XML Handling Part 2- The XMLDocument class, Creating an XML

Name: *
My email: *
Recipient email: *
Message: *
Fields marked as bold are compulsory.
You haven't filled in compulsory values. The email is not correct

In the previous article we talked about XML. We found out what XML is and how we can read its contents using XmlTextReader. We are now ready to look into XMLDocument, a more modern way to take control of an XML file. We will also learn how to create a new XML file.
 
 

The XmlDocument

If you have read the last article you must be getting familiar with XMLs. We succeeded in retrieving data from an XML file using XmlTextReader. This is the XML we used last time.
 
<?xml version="1.0" encoding="utf-8"?>
<SmsDataSet>
  <Sms>
    <Id>0</Id>
    <Numbers>+306931234567</Numbers>
    <Body>Good morning!</Body>
    <SmsType>0</SmsType>
    <Time>2012-02-05T21:11:19.075+02:00</Time>
    <ThreadId>3</ThreadId>
    <Status>2</Status>
    <ChatType>0</ChatType>
  </Sms>
  <Sms>
    <Id>1</Id>
    <Numbers>+306931234567</Numbers>
    <Body>How are you?</Body>
    <SmsType>0</SmsType>
    <Time>2012-02-07T07:47:48.005+02:00</Time>
    <ThreadId>3</ThreadId>
    <Status>2</Status>
    <ChatType>0</ChatType>
  </Sms>
  <Sms>
    <Id>2</Id>
    <Numbers>+306931234567</Numbers>
    <Body>Bon Voyage!</Body>
    <SmsType>0</SmsType>
    <Time>2012-02-09T20:24:19.069+02:00</Time>
    <ThreadId>3</ThreadId>
    <Status>2</Status>
    <ChatType>0</ChatType>
  </Sms>
</SmsDataSet>
 
We created an XMLReader object and looped over all nodes till we found the ones we wanted, the Body tags. We will now use the XMLDocument class, located in the System.Xml library. In order to get a first idea of how the XMLDocument works, we will do about the same thing. Instead of using XmlTextReader's Read method, we will search all nodes using the XMLDocument's ChildNodes parameter. ChildNodes is a very useful method to get a list (an XmlNodeList actually) of all first level child nodes.

(Bounding box records)
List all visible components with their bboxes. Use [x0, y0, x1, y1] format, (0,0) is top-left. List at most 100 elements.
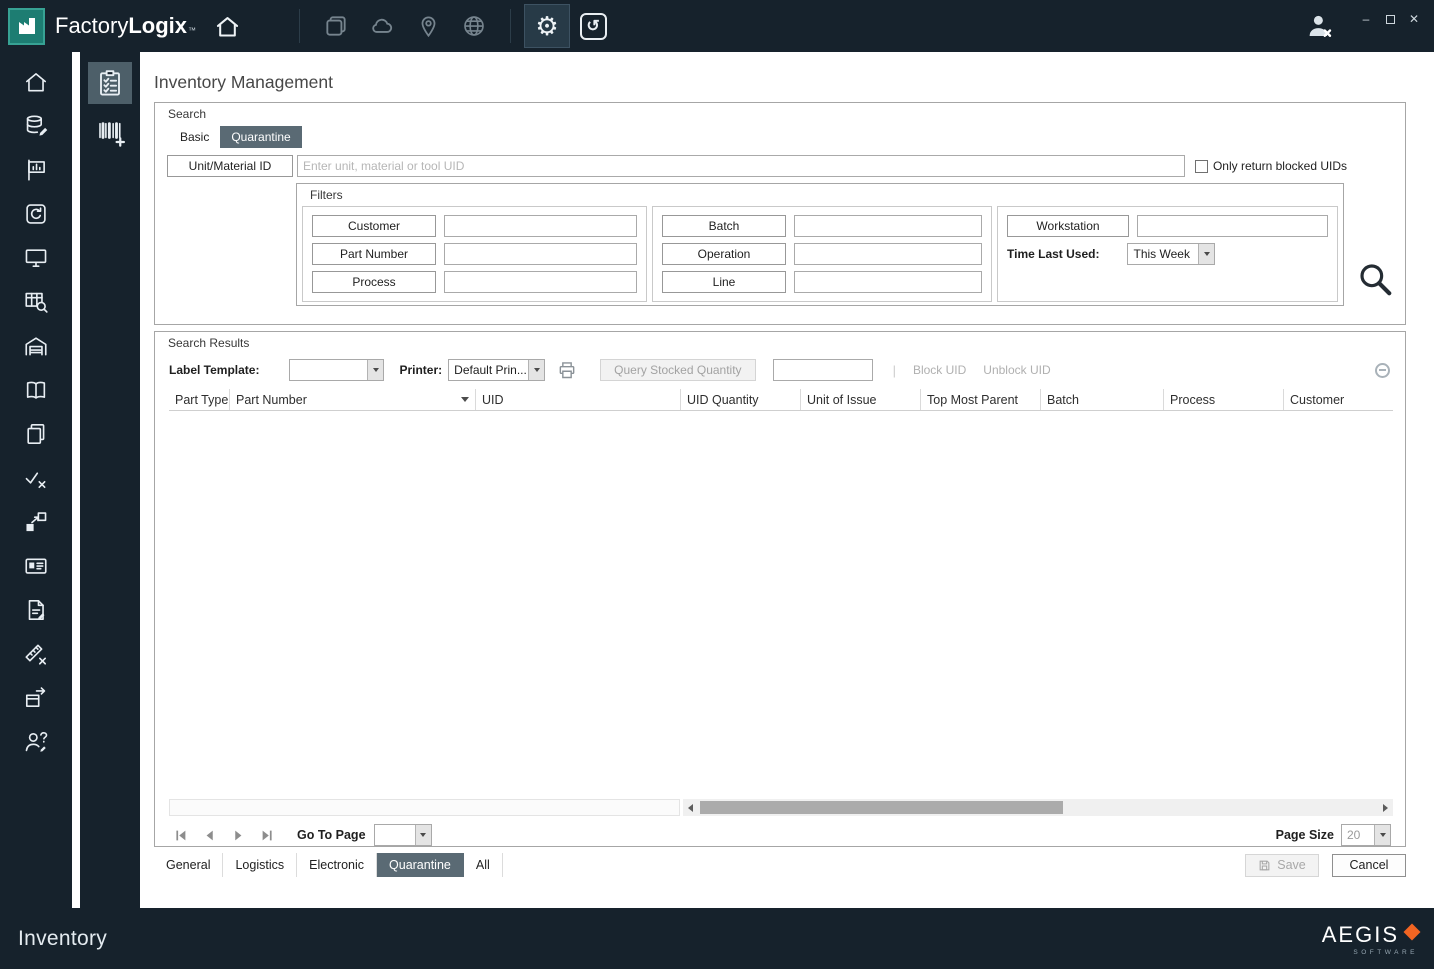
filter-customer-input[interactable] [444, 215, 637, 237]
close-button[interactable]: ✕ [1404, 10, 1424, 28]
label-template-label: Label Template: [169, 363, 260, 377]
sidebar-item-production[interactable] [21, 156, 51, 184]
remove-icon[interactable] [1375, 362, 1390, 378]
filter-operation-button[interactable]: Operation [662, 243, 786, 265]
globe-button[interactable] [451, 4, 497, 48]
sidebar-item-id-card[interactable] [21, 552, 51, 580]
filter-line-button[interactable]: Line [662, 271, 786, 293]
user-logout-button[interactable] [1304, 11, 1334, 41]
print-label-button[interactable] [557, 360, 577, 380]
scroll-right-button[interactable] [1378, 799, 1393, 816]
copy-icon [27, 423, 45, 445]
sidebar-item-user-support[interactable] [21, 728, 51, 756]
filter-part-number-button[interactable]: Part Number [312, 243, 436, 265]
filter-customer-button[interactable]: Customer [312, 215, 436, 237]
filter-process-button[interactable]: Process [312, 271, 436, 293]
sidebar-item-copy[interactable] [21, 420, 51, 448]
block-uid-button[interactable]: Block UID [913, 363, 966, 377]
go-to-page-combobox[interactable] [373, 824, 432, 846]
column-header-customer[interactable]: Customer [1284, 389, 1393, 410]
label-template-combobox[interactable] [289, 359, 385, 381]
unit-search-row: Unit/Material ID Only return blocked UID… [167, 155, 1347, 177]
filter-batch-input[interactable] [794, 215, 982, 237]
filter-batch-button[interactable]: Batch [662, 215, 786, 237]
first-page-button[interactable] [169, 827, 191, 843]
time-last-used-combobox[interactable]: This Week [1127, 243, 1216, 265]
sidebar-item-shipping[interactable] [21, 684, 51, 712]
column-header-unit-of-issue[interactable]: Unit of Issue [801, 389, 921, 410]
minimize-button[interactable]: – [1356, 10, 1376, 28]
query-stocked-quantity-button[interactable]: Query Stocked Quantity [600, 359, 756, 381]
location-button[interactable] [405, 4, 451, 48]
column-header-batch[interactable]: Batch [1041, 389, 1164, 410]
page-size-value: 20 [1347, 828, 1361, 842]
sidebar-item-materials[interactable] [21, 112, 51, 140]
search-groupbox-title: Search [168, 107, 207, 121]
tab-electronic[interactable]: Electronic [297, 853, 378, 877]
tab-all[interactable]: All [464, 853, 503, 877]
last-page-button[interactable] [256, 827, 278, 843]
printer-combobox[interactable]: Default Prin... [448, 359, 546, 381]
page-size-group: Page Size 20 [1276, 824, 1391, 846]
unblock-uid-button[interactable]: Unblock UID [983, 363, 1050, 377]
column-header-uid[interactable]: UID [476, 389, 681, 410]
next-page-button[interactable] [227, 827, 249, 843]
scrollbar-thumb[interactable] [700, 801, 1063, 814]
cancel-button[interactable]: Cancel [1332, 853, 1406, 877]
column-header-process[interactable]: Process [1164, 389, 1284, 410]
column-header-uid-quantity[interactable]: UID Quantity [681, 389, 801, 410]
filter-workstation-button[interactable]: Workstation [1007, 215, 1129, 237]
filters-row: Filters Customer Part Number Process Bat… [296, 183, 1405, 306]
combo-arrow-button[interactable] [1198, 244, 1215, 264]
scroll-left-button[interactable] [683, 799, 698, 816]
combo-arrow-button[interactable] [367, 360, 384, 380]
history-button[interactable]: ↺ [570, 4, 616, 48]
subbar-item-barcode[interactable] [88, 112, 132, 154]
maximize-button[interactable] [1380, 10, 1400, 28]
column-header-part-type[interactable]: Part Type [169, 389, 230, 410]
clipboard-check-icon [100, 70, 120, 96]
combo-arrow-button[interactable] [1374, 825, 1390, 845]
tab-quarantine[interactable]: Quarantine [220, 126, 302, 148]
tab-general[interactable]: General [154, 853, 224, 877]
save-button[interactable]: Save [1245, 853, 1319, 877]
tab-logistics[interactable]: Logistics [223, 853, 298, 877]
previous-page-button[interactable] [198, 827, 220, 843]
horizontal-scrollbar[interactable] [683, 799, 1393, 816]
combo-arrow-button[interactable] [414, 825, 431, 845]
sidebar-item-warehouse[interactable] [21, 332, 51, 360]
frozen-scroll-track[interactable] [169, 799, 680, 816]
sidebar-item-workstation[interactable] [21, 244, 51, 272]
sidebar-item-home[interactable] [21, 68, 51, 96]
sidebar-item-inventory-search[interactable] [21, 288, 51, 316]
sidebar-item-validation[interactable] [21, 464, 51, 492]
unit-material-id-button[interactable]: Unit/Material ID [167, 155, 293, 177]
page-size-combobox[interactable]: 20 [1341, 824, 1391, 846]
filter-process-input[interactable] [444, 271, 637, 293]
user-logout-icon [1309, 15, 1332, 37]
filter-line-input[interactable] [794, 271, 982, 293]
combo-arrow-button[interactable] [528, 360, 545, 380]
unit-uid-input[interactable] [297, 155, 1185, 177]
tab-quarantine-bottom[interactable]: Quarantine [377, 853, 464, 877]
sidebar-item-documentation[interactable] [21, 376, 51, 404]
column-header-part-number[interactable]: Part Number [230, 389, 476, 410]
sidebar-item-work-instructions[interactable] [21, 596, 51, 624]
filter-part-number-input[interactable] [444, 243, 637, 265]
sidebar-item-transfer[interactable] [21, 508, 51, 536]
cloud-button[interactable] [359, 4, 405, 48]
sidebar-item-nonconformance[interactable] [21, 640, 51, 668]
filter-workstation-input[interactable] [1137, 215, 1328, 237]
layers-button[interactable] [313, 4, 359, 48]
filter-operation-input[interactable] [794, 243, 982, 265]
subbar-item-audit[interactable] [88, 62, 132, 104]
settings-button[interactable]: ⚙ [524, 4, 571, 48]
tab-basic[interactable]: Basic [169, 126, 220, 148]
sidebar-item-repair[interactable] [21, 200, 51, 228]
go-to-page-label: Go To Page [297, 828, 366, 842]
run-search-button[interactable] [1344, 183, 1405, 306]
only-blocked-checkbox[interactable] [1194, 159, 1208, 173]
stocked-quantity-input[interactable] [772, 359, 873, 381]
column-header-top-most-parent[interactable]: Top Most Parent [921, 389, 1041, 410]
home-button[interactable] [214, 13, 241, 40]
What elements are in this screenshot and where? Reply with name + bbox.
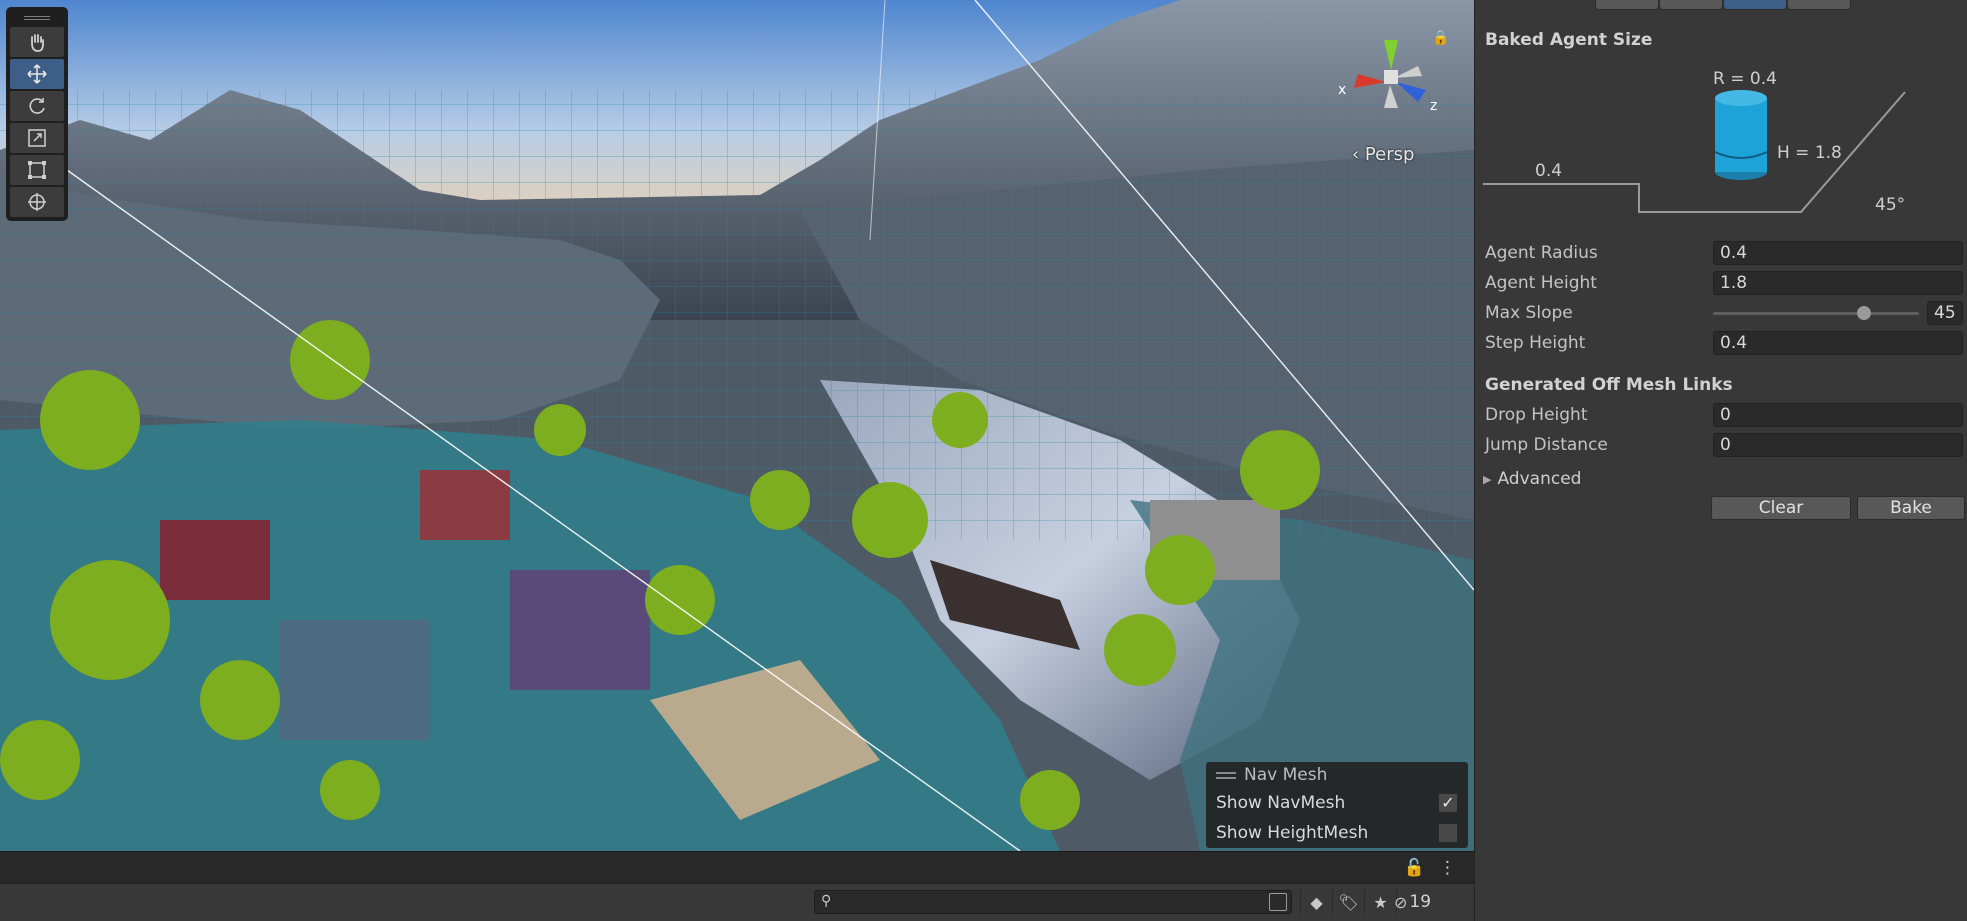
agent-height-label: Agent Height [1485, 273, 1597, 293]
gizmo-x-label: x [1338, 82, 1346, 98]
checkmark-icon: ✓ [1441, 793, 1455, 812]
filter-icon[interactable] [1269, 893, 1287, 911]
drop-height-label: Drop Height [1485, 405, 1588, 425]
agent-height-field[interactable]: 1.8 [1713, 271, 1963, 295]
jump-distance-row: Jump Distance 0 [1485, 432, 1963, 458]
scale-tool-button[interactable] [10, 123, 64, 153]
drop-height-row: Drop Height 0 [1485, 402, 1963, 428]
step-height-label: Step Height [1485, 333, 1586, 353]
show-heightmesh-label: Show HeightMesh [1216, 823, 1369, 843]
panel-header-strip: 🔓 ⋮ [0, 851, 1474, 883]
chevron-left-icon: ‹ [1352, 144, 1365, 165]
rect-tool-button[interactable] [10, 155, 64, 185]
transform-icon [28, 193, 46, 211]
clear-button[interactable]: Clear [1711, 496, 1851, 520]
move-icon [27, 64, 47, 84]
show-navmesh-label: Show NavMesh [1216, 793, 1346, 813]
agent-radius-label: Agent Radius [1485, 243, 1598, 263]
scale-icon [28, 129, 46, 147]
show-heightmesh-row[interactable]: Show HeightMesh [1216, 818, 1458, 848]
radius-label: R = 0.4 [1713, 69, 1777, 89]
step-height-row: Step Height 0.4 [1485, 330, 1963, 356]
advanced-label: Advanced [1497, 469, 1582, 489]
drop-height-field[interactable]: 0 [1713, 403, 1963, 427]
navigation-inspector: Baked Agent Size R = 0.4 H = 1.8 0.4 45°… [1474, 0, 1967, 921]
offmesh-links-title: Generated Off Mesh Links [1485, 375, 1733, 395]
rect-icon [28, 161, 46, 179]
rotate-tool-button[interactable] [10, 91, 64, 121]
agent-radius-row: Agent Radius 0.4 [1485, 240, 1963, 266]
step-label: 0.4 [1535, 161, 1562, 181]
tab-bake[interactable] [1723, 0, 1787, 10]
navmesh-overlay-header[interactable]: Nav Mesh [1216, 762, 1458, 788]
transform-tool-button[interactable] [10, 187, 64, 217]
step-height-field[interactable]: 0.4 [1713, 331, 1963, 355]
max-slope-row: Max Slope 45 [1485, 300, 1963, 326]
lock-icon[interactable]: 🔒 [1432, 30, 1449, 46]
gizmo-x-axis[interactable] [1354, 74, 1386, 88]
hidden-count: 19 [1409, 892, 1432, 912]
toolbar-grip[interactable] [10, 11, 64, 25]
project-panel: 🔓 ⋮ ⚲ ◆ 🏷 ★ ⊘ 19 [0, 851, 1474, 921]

Given request 1
Print the bounding box records from the line containing "filter-customer-input[interactable] [444, 215, 637, 237]" through the line containing "sidebar-item-id-card[interactable] [21, 552, 51, 580]", including both of those lines.
Given request 2
Carry on the XMLDocument tutorial from the point where it stops.
The XML tutorial and the bounding box records have nothing to do with each other.

Output 1
filter-customer-input[interactable] [444, 215, 637, 237]
close-button[interactable]: ✕ [1404, 10, 1424, 28]
label-template-label: Label Template: [169, 363, 260, 377]
sidebar-item-production[interactable] [21, 156, 51, 184]
remove-icon[interactable] [1375, 362, 1390, 378]
filter-operation-button[interactable]: Operation [662, 243, 786, 265]
globe-button[interactable] [451, 4, 497, 48]
sidebar-item-id-card[interactable] [21, 552, 51, 580]

Output 2
 
For example, using ChildNodes on the SmsDataSet, we get an XmlNodeList containing all three Sms nodes. If we wanted to access their internal nodes we would use ChildNodes on each one of them.
 
That's all about you need to know to follow up the next example. As told, all we want to do is get a string containing all the body tags in the XML, separated by line breaks. Let's take a look.
 
string GetHTMLOutputUsingXMLDocument()
    {
        string XMLBodyValues = "";
        try
        {
            string xmlFile = Server.MapPath("XMLFile.xml");
            // Load the XML file into an XmlDocument.
            XmlDocument doc = new XmlDocument();
            doc.Load(xmlFile);
            
            XMLBodyValues = GetBodyValues(doc.ChildNodes);
        }
        catch (Exception ex)
        {
        }
 
        return XMLBodyValues;
    }
 
    string XMLDocumentlementName = "";
    string GetBodyValues(XmlNodeList nodeList)
    {
        StringBuilder output = new StringBuilder();
        
        //This method gets a list of nodes as an argument
        //So, it loops over all nodes
        foreach (XmlNode node in nodeList)
        {
            switch (node.NodeType)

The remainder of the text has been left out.